TASK DIRECTIONS:
Repeat the rows word for word from the first line through the line that contains "456, 548, 536]", including both ends.

[Data pulled from a collection]
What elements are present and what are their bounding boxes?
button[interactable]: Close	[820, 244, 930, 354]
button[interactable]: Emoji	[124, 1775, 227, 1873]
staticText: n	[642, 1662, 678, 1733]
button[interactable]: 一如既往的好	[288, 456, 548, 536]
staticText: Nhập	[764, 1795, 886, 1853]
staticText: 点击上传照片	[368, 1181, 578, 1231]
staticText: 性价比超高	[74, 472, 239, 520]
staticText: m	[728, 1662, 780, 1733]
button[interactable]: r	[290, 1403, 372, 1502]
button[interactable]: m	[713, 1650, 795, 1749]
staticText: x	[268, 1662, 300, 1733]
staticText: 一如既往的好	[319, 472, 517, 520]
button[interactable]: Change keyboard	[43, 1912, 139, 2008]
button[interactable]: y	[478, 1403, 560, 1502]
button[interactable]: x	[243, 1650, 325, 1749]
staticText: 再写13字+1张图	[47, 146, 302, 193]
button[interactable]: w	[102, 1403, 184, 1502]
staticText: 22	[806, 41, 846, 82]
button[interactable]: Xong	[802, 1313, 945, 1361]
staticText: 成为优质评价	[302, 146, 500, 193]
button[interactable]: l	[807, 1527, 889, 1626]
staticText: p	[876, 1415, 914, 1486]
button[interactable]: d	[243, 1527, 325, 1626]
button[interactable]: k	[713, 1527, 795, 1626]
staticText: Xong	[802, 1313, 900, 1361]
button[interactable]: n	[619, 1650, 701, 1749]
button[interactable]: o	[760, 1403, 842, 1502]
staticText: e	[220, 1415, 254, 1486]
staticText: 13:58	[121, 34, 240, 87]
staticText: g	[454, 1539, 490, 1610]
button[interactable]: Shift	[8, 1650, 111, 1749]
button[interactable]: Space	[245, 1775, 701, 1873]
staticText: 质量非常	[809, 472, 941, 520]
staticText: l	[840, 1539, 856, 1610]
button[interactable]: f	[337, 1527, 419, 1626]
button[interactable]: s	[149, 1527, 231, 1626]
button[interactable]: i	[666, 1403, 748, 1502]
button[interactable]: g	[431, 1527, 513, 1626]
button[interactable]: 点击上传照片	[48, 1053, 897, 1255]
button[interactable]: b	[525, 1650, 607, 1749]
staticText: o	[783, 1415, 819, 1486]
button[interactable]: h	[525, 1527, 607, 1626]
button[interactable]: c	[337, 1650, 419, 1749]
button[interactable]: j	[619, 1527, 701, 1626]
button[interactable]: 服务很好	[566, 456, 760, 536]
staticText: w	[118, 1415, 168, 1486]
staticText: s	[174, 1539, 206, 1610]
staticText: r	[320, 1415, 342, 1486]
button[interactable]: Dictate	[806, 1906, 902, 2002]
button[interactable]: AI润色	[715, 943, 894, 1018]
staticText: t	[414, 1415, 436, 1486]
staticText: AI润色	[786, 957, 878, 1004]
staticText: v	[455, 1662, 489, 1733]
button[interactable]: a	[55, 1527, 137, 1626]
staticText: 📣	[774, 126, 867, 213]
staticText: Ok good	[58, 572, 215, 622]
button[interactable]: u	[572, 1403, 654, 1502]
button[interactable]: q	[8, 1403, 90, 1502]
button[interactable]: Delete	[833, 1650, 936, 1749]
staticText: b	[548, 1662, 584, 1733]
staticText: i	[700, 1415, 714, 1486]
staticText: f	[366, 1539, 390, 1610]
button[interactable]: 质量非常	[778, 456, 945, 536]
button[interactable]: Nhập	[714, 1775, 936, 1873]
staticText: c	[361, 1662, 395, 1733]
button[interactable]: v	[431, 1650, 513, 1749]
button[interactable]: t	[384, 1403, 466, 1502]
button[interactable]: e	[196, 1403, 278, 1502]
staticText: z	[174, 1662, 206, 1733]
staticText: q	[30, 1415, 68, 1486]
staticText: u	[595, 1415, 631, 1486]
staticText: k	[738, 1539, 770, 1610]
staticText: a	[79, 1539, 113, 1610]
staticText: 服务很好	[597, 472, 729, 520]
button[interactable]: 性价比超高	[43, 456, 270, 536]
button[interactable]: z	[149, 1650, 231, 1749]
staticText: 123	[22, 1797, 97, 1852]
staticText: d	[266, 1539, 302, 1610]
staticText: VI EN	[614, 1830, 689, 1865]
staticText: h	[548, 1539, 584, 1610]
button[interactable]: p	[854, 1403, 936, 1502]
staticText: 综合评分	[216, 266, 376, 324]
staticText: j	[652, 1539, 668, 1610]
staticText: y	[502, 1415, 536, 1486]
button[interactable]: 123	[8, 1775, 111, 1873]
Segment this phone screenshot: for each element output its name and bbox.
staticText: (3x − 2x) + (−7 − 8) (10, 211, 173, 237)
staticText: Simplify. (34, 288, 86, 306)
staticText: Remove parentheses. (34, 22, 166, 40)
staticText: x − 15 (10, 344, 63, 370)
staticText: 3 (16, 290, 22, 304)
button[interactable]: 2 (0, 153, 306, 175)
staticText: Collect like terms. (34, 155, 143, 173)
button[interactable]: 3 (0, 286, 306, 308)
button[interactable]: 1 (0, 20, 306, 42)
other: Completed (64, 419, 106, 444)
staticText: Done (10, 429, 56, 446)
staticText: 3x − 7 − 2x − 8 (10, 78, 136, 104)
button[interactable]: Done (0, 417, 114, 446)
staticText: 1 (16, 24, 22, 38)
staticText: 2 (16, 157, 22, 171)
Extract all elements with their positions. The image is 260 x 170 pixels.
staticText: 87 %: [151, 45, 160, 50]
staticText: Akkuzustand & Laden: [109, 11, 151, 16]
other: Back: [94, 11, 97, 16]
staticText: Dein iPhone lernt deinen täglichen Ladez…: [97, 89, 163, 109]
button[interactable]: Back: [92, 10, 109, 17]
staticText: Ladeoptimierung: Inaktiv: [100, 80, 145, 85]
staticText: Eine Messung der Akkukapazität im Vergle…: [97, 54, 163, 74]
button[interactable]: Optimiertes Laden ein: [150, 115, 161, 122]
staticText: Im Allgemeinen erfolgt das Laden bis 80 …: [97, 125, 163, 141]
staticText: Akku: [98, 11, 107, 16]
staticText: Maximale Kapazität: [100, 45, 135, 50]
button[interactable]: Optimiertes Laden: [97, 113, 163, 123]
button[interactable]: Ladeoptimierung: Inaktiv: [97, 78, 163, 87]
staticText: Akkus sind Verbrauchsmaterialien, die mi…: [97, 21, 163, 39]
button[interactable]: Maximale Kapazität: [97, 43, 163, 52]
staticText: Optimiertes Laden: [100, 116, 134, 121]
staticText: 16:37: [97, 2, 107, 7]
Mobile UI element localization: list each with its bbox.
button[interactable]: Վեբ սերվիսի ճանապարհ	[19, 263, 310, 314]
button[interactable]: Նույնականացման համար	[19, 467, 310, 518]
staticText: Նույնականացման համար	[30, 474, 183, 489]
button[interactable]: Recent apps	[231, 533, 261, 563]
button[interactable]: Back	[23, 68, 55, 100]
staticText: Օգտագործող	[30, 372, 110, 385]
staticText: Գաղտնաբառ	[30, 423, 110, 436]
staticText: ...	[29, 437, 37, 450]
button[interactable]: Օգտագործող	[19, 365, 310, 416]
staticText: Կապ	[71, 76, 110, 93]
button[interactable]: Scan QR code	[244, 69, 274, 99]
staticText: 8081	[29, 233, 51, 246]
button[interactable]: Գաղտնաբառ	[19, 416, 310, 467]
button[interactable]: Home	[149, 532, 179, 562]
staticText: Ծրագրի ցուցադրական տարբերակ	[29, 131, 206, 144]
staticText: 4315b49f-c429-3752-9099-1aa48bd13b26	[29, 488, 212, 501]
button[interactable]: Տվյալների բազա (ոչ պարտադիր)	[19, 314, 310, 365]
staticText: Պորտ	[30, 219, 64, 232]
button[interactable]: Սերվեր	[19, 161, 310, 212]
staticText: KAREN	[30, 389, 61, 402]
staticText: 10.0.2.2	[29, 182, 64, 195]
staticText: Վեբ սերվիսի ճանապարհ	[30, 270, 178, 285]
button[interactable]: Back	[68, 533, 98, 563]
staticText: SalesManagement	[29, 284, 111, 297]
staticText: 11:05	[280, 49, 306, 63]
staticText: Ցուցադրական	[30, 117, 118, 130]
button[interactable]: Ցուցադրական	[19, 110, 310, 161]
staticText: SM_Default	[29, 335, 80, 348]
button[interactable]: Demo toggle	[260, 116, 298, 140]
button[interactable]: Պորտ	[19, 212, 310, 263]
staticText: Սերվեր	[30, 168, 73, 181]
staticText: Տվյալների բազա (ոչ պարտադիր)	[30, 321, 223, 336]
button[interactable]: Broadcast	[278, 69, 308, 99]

ANSWER TO THE EXERCISE:
What elements are present and what are their bounding boxes?
button[interactable]: Close	[820, 244, 930, 354]
button[interactable]: Emoji	[124, 1775, 227, 1873]
staticText: n	[642, 1662, 678, 1733]
button[interactable]: 一如既往的好	[288, 456, 548, 536]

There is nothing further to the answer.